TASK. Please tally how many lines of the material below include the word "Edgbaston", giving only the number.

GIVEN DATA.
Segment Open
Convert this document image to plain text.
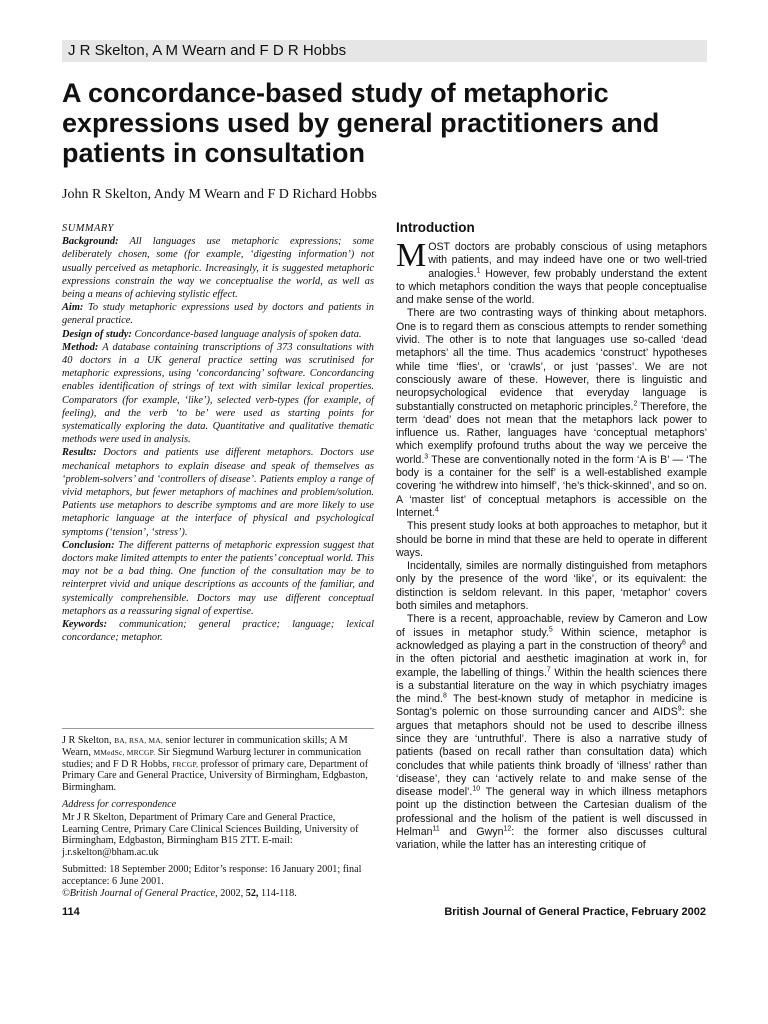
J R Skelton, A M Wearn and F D R Hobbs
A concordance-based study of metaphoric expressions used by general practitioners and patients in consultation
John R Skelton, Andy M Wearn and F D Richard Hobbs

SUMMARY

Background: All languages use metaphoric expressions; some deliberately chosen, some (for example, ‘digesting information’) not usually perceived as metaphoric. Increasingly, it is suggested metaphoric expressions constrain the way we conceptualise the world, as well as being a means of achieving stylistic effect.

Aim: To study metaphoric expressions used by doctors and patients in general practice.

Design of study: Concordance-based language analysis of spoken data.

Method: A database containing transcriptions of 373 consultations with 40 doctors in a UK general practice setting was scrutinised for metaphoric expressions, using ‘concordancing’ software. Concordancing enables identification of strings of text with similar lexical properties. Comparators (for example, ‘like’), selected verb-types (for example, of feeling), and the verb ‘to be’ were used as starting points for systematically exploring the data. Quantitative and qualitative thematic methods were used in analysis.

Results: Doctors and patients use different metaphors. Doctors use mechanical metaphors to explain disease and speak of themselves as ‘problem-solvers’ and ‘controllers of disease’. Patients employ a range of vivid metaphors, but fewer metaphors of machines and problem/solution. Patients use metaphors to describe symptoms and are more likely to use metaphoric language at the interface of physical and psychological symptoms (‘tension’, ‘stress’).

Conclusion: The different patterns of metaphoric expression suggest that doctors make limited attempts to enter the patients’ conceptual world. This may not be a bad thing. One function of the consultation may be to reinterpret vivid and unique descriptions as accounts of the familiar, and systemically comprehensible. Doctors may use different conceptual metaphors as a reassuring signal of expertise.

Keywords: communication; general practice; language; lexical concordance; metaphor.

J R Skelton, BA, RSA, MA, senior lecturer in communication skills; A M Wearn, MMedSc, MRCGP. Sir Siegmund Warburg lecturer in communication studies; and F D R Hobbs, FRCGP, professor of primary care, Department of Primary Care and General Practice, University of Birmingham, Edgbaston, Birmingham.

Address for correspondence

Mr J R Skelton, Department of Primary Care and General Practice, Learning Centre, Primary Care Clinical Sciences Building, University of Birmingham, Edgbaston, Birmingham B15 2TT. E-mail: j.r.skelton@bham.ac.uk

Submitted: 18 September 2000; Editor’s response: 16 January 2001; final acceptance: 6 June 2001.

©British Journal of General Practice, 2002, 52, 114-118.

Introduction

MOST doctors are probably conscious of using metaphors with patients, and may indeed have one or two well-tried analogies.$^1$ However, few probably understand the extent to which metaphors condition the ways that people conceptualise and make sense of the world.

There are two contrasting ways of thinking about metaphors. One is to regard them as conscious attempts to render something vivid. The other is to note that languages use so-called ‘dead metaphors’ all the time. Thus academics ‘construct’ hypotheses while time ‘flies’, or ‘crawls’, or just ‘passes’. We are not consciously aware of these. However, there is linguistic and neuropsychological evidence that everyday language is substantially constructed on metaphoric principles.$^2$ Therefore, the term ‘dead’ does not mean that the metaphors lack power to influence us. Rather, languages have ‘conceptual metaphors’ which exemplify profound truths about the way we perceive the world.$^3$ These are conventionally noted in the form ‘A is B’ — ‘The body is a container for the self’ is a well-established example covering ‘he withdrew into himself’, ‘he’s thick-skinned’, and so on. A ‘master list’ of conceptual metaphors is accessible on the Internet.$^4$

This present study looks at both approaches to metaphor, but it should be borne in mind that these are held to operate in different ways.

Incidentally, similes are normally distinguished from metaphors only by the presence of the word ‘like’, or its equivalent: the distinction is seldom relevant. In this paper, ‘metaphor’ covers both similes and metaphors.

There is a recent, approachable, review by Cameron and Low of issues in metaphor study.$^5$ Within science, metaphor is acknowledged as playing a part in the construction of theory$^6$ and in the often pictorial and aesthetic imagination at work in, for example, the labelling of things.$^7$ Within the health sciences there is a substantial literature on the way in which psychiatry images the mind.$^8$ The best-known study of metaphor in medicine is Sontag’s polemic on those surrounding cancer and AIDS$^9$: she argues that metaphors should not be used to describe illness since they are ‘untruthful’. There is also a narrative study of patients (based on recall rather than consultation data) which concludes that while patients think broadly of ‘illness’ rather than ‘disease’, they can ‘actively relate to and make sense of the disease model’.$^{10}$ The general way in which illness metaphors point up the distinction between the Cartesian dualism of the professional and the holism of the patient is well discussed in Helman$^{11}$ and Gwyn$^{12}$: the former also discusses cultural variation, while the latter has an interesting critique of

114	British Journal of General Practice, February 2002
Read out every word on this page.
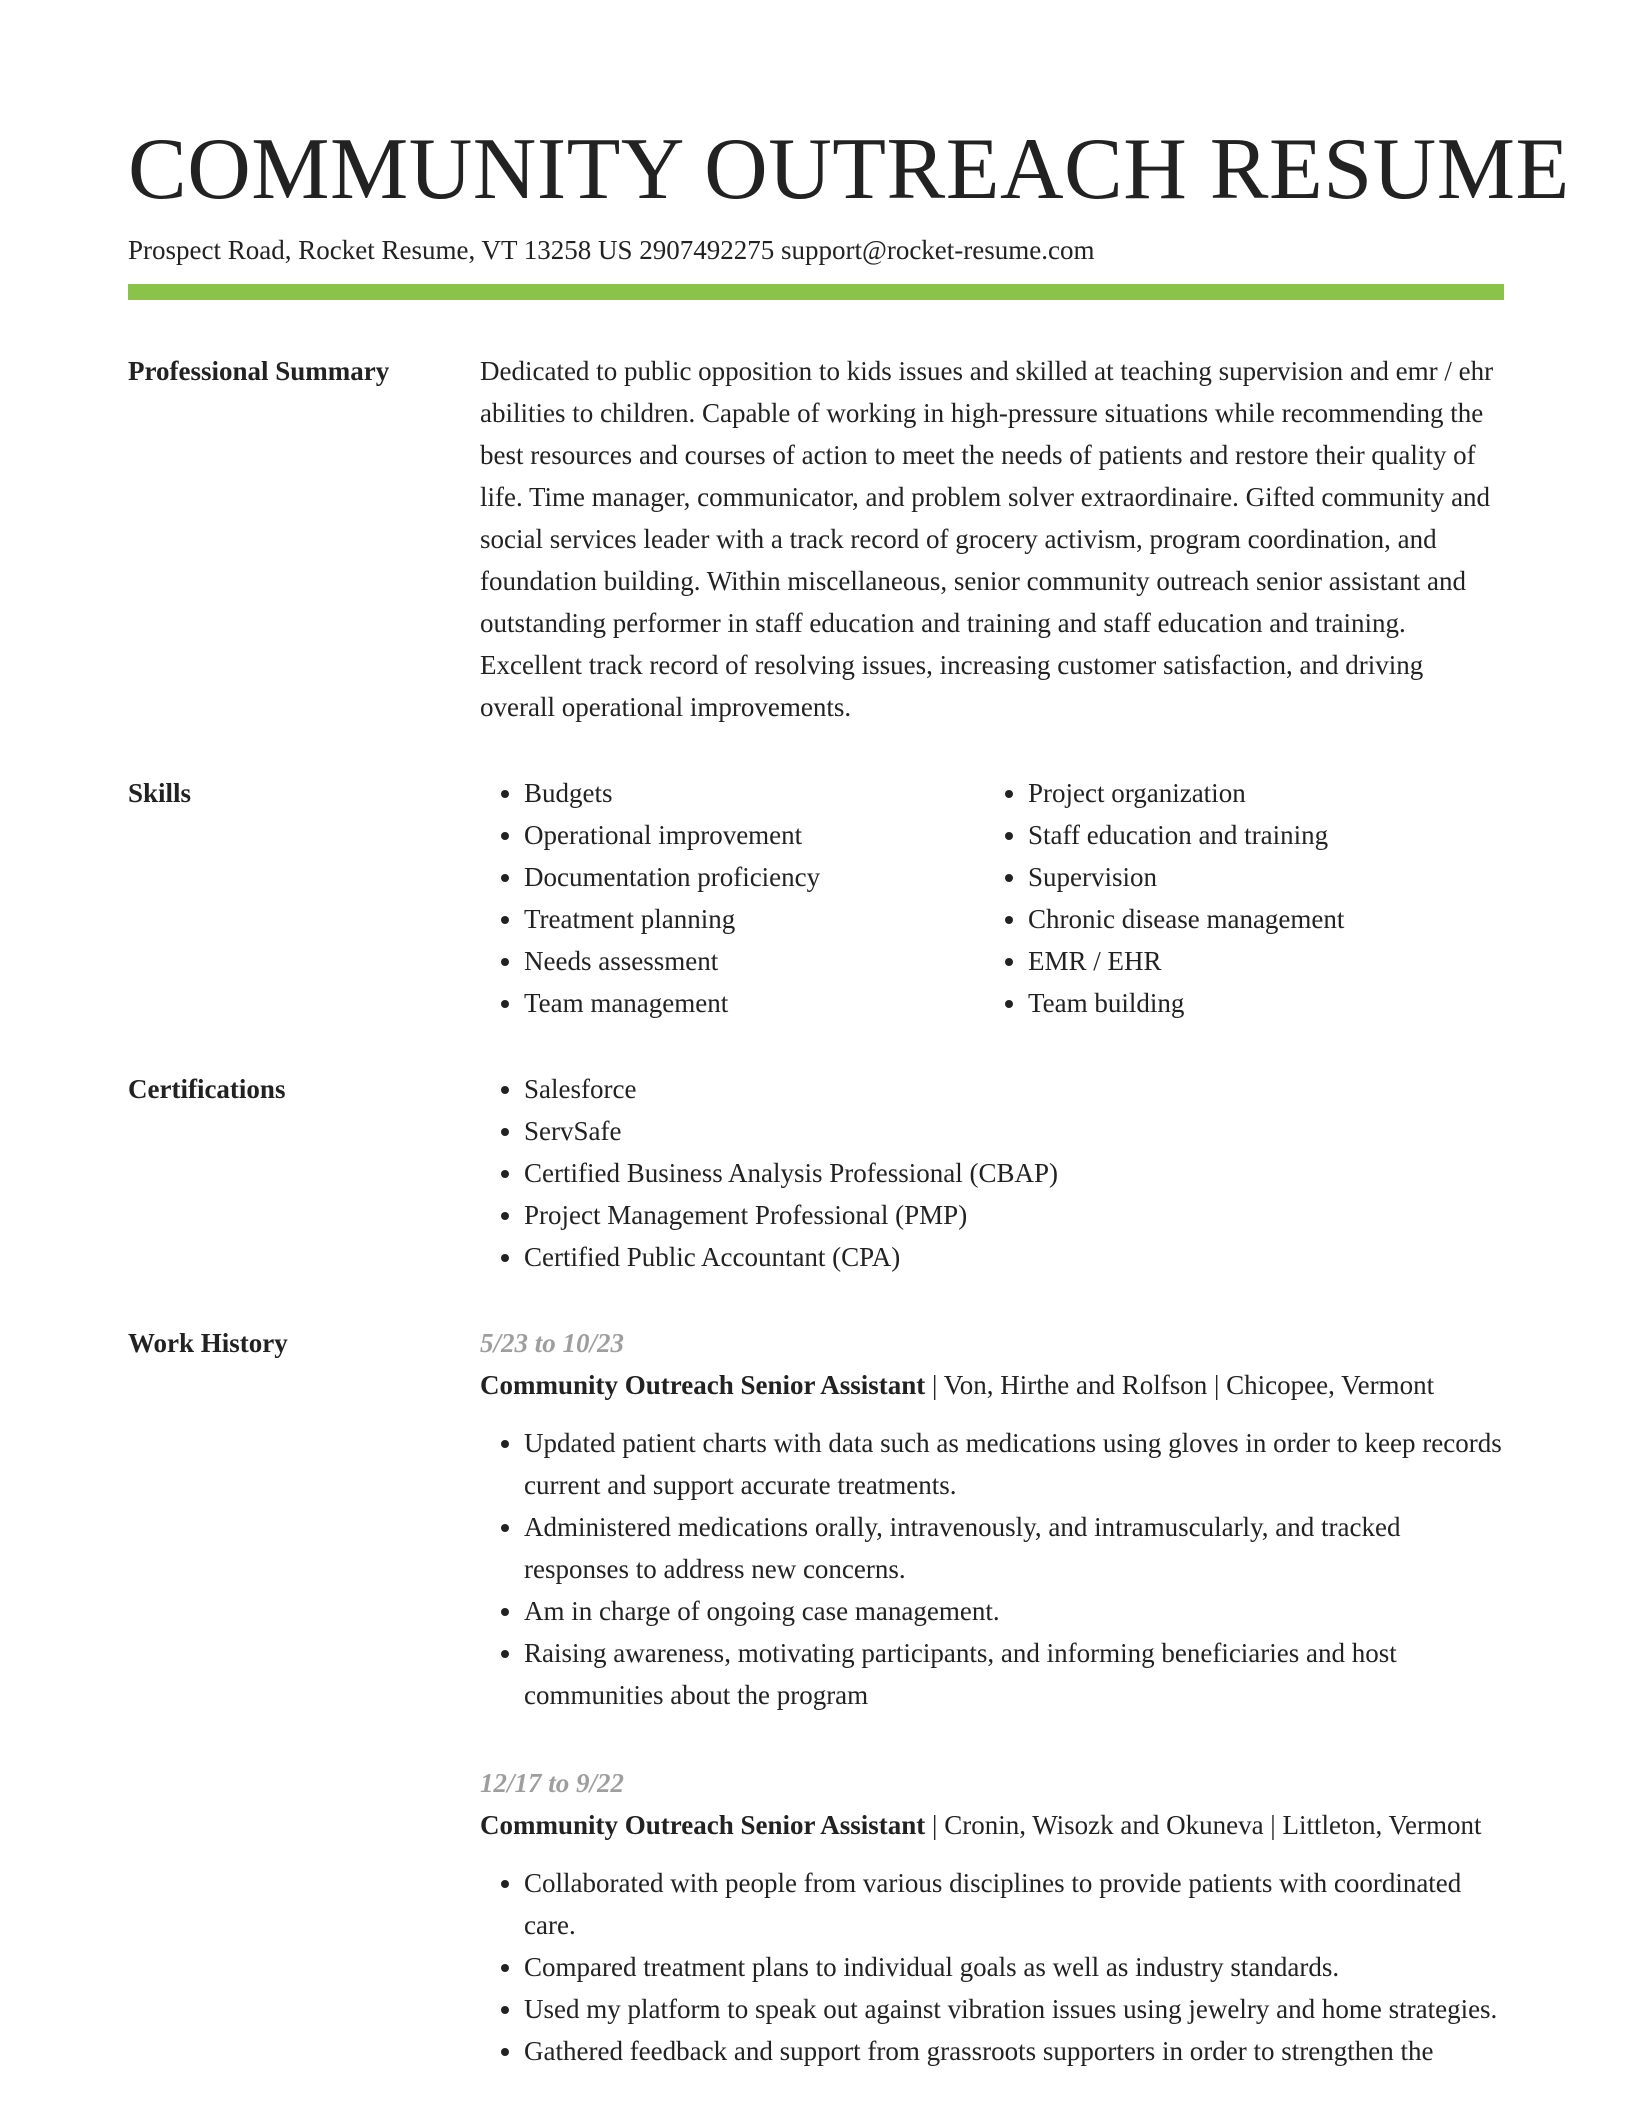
COMMUNITY OUTREACH RESUME
Prospect Road, Rocket Resume, VT 13258 US 2907492275 support@rocket-resume.com
Professional Summary	Dedicated to public opposition to kids issues and skilled at teaching supervision and emr / ehr abilities to children. Capable of working in high-pressure situations while recommending the best resources and courses of action to meet the needs of patients and restore their quality of life. Time manager, communicator, and problem solver extraordinaire. Gifted community and social services leader with a track record of grocery activism, program coordination, and foundation building. Within miscellaneous, senior community outreach senior assistant and outstanding performer in staff education and training and staff education and training. Excellent track record of resolving issues, increasing customer satisfaction, and driving overall operational improvements.

Skills	• Budgets
• Operational improvement
• Documentation proficiency
• Treatment planning
• Needs assessment
• Team management
• Project organization
• Staff education and training
• Supervision
• Chronic disease management
• EMR / EHR
• Team building
Certifications	• Salesforce
• ServSafe
• Certified Business Analysis Professional (CBAP)
• Project Management Professional (PMP)
• Certified Public Accountant (CPA)
Work History	5/23 to 10/23
Community Outreach Senior Assistant | Von, Hirthe and Rolfson | Chicopee, Vermont
• Updated patient charts with data such as medications using gloves in order to keep records current and support accurate treatments.
• Administered medications orally, intravenously, and intramuscularly, and tracked responses to address new concerns.
• Am in charge of ongoing case management.
• Raising awareness, motivating participants, and informing beneficiaries and host communities about the program
12/17 to 9/22
Community Outreach Senior Assistant | Cronin, Wisozk and Okuneva | Littleton, Vermont
• Collaborated with people from various disciplines to provide patients with coordinated care.
• Compared treatment plans to individual goals as well as industry standards.
• Used my platform to speak out against vibration issues using jewelry and home strategies.
• Gathered feedback and support from grassroots supporters in order to strengthen the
Segment Closed
SOLUTION TO THIS EXERCISE. 2